> _GIVEN PROBLEM_
Give back the full material, exactly as it reads.
** BEGIN EXCERPTED DATA **
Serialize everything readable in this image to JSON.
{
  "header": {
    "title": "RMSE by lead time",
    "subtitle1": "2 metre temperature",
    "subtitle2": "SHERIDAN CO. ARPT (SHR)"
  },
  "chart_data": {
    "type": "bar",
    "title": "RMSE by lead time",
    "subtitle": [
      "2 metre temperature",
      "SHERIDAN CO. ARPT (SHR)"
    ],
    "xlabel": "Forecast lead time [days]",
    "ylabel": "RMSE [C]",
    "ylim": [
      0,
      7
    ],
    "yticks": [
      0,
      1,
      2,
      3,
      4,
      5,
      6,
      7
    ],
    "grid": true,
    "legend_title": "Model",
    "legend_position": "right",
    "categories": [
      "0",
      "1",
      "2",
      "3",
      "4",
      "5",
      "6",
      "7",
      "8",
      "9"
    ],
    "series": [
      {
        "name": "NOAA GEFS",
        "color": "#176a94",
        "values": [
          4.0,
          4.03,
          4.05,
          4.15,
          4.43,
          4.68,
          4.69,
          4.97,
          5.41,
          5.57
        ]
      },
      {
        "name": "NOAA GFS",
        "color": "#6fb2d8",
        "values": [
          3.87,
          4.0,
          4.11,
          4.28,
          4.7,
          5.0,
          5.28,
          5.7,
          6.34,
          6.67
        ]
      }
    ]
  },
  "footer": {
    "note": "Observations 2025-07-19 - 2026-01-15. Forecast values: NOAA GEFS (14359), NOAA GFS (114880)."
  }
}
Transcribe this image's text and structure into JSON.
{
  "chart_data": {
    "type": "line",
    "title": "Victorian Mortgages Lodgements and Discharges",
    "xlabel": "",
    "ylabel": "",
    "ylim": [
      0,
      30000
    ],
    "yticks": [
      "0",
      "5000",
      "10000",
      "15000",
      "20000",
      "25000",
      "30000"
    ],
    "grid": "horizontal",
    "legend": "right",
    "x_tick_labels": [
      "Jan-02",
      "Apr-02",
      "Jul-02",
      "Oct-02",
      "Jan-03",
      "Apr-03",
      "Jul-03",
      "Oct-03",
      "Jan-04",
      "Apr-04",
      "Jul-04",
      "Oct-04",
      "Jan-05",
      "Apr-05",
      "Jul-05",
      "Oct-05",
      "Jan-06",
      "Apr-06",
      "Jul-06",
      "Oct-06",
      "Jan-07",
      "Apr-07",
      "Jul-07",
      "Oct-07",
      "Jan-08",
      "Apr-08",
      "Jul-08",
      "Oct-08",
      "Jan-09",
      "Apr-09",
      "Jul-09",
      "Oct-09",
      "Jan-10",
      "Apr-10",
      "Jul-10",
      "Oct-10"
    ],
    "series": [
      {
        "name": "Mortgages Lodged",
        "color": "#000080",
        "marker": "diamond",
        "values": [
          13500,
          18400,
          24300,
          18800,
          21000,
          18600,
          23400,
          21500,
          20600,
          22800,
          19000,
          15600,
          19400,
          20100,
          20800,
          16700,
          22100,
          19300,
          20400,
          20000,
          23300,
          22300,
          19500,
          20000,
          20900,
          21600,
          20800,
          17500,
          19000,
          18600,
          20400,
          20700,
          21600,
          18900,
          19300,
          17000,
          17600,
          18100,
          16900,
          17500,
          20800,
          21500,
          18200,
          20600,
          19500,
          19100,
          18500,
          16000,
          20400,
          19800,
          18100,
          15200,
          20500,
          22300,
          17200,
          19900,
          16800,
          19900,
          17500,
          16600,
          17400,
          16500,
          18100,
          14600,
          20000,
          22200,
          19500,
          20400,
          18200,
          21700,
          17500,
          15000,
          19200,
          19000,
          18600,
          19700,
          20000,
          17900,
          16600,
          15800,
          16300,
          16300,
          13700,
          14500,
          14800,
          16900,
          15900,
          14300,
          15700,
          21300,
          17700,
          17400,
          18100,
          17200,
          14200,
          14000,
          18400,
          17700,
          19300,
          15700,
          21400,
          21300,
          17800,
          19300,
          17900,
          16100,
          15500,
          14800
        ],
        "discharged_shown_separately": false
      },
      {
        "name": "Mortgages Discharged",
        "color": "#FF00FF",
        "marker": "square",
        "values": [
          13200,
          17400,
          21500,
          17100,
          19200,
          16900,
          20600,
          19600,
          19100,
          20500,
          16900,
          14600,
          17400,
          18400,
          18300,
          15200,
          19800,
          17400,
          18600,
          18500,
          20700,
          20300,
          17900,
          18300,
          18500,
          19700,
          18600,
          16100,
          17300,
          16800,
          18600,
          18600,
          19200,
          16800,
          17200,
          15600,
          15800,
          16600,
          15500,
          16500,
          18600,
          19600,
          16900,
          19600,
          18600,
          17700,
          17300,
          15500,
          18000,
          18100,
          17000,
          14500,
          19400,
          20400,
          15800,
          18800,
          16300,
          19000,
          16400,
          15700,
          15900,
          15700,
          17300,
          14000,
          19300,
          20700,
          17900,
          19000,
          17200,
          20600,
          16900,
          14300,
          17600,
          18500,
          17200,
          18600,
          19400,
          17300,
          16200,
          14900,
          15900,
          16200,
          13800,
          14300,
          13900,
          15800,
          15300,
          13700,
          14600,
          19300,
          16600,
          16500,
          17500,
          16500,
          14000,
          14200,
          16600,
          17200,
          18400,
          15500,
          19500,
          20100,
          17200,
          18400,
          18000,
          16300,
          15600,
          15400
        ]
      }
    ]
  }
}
** END EXCERPTED DATA **
> _SOLVED PROBLEM_
Serialize everything readable in this image to JSON.
{
  "header": {
    "title": "RMSE by lead time",
    "subtitle1": "2 metre temperature",
    "subtitle2": "SHERIDAN CO. ARPT (SHR)"
  },
  "chart_data": {
    "type": "bar",
    "title": "RMSE by lead time",
    "subtitle": [
      "2 metre temperature",
      "SHERIDAN CO. ARPT (SHR)"
    ],
    "xlabel": "Forecast lead time [days]",
    "ylabel": "RMSE [C]",
    "ylim": [
      0,
      7
    ],
    "yticks": [
      0,
      1,
      2,
      3,
      4,
      5,
      6,
      7
    ],
    "grid": true,
    "legend_title": "Model",
    "legend_position": "right",
    "categories": [
      "0",
      "1",
      "2",
      "3",
      "4",
      "5",
      "6",
      "7",
      "8",
      "9"
    ],
    "series": [
      {
        "name": "NOAA GEFS",
        "color": "#176a94",
        "values": [
          4.0,
          4.03,
          4.05,
          4.15,
          4.43,
          4.68,
          4.69,
          4.97,
          5.41,
          5.57
        ]
      },
      {
        "name": "NOAA GFS",
        "color": "#6fb2d8",
        "values": [
          3.87,
          4.0,
          4.11,
          4.28,
          4.7,
          5.0,
          5.28,
          5.7,
          6.34,
          6.67
        ]
      }
    ]
  },
  "footer": {
    "note": "Observations 2025-07-19 - 2026-01-15. Forecast values: NOAA GEFS (14359), NOAA GFS (114880)."
  }
}
Transcribe this image's text and structure into JSON.
{
  "chart_data": {
    "type": "line",
    "title": "Victorian Mortgages Lodgements and Discharges",
    "xlabel": "",
    "ylabel": "",
    "ylim": [
      0,
      30000
    ],
    "yticks": [
      "0",
      "5000",
      "10000",
      "15000",
      "20000",
      "25000",
      "30000"
    ],
    "grid": "horizontal",
    "legend": "right",
    "x_tick_labels": [
      "Jan-02",
      "Apr-02",
      "Jul-02",
      "Oct-02",
      "Jan-03",
      "Apr-03",
      "Jul-03",
      "Oct-03",
      "Jan-04",
      "Apr-04",
      "Jul-04",
      "Oct-04",
      "Jan-05",
      "Apr-05",
      "Jul-05",
      "Oct-05",
      "Jan-06",
      "Apr-06",
      "Jul-06",
      "Oct-06",
      "Jan-07",
      "Apr-07",
      "Jul-07",
      "Oct-07",
      "Jan-08",
      "Apr-08",
      "Jul-08",
      "Oct-08",
      "Jan-09",
      "Apr-09",
      "Jul-09",
      "Oct-09",
      "Jan-10",
      "Apr-10",
      "Jul-10",
      "Oct-10"
    ],
    "series": [
      {
        "name": "Mortgages Lodged",
        "color": "#000080",
        "marker": "diamond",
        "values": [
          13500,
          18400,
          24300,
          18800,
          21000,
          18600,
          23400,
          21500,
          20600,
          22800,
          19000,
          15600,
          19400,
          20100,
          20800,
          16700,
          22100,
          19300,
          20400,
          20000,
          23300,
          22300,
          19500,
          20000,
          20900,
          21600,
          20800,
          17500,
          19000,
          18600,
          20400,
          20700,
          21600,
          18900,
          19300,
          17000,
          17600,
          18100,
          16900,
          17500,
          20800,
          21500,
          18200,
          20600,
          19500,
          19100,
          18500,
          16000,
          20400,
          19800,
          18100,
          15200,
          20500,
          22300,
          17200,
          19900,
          16800,
          19900,
          17500,
          16600,
          17400,
          16500,
          18100,
          14600,
          20000,
          22200,
          19500,
          20400,
          18200,
          21700,
          17500,
          15000,
          19200,
          19000,
          18600,
          19700,
          20000,
          17900,
          16600,
          15800,
          16300,
          16300,
          13700,
          14500,
          14800,
          16900,
          15900,
          14300,
          15700,
          21300,
          17700,
          17400,
          18100,
          17200,
          14200,
          14000,
          18400,
          17700,
          19300,
          15700,
          21400,
          21300,
          17800,
          19300,
          17900,
          16100,
          15500,
          14800
        ],
        "discharged_shown_separately": false
      },
      {
        "name": "Mortgages Discharged",
        "color": "#FF00FF",
        "marker": "square",
        "values": [
          13200,
          17400,
          21500,
          17100,
          19200,
          16900,
          20600,
          19600,
          19100,
          20500,
          16900,
          14600,
          17400,
          18400,
          18300,
          15200,
          19800,
          17400,
          18600,
          18500,
          20700,
          20300,
          17900,
          18300,
          18500,
          19700,
          18600,
          16100,
          17300,
          16800,
          18600,
          18600,
          19200,
          16800,
          17200,
          15600,
          15800,
          16600,
          15500,
          16500,
          18600,
          19600,
          16900,
          19600,
          18600,
          17700,
          17300,
          15500,
          18000,
          18100,
          17000,
          14500,
          19400,
          20400,
          15800,
          18800,
          16300,
          19000,
          16400,
          15700,
          15900,
          15700,
          17300,
          14000,
          19300,
          20700,
          17900,
          19000,
          17200,
          20600,
          16900,
          14300,
          17600,
          18500,
          17200,
          18600,
          19400,
          17300,
          16200,
          14900,
          15900,
          16200,
          13800,
          14300,
          13900,
          15800,
          15300,
          13700,
          14600,
          19300,
          16600,
          16500,
          17500,
          16500,
          14000,
          14200,
          16600,
          17200,
          18400,
          15500,
          19500,
          20100,
          17200,
          18400,
          18000,
          16300,
          15600,
          15400
        ]
      }
    ]
  }
}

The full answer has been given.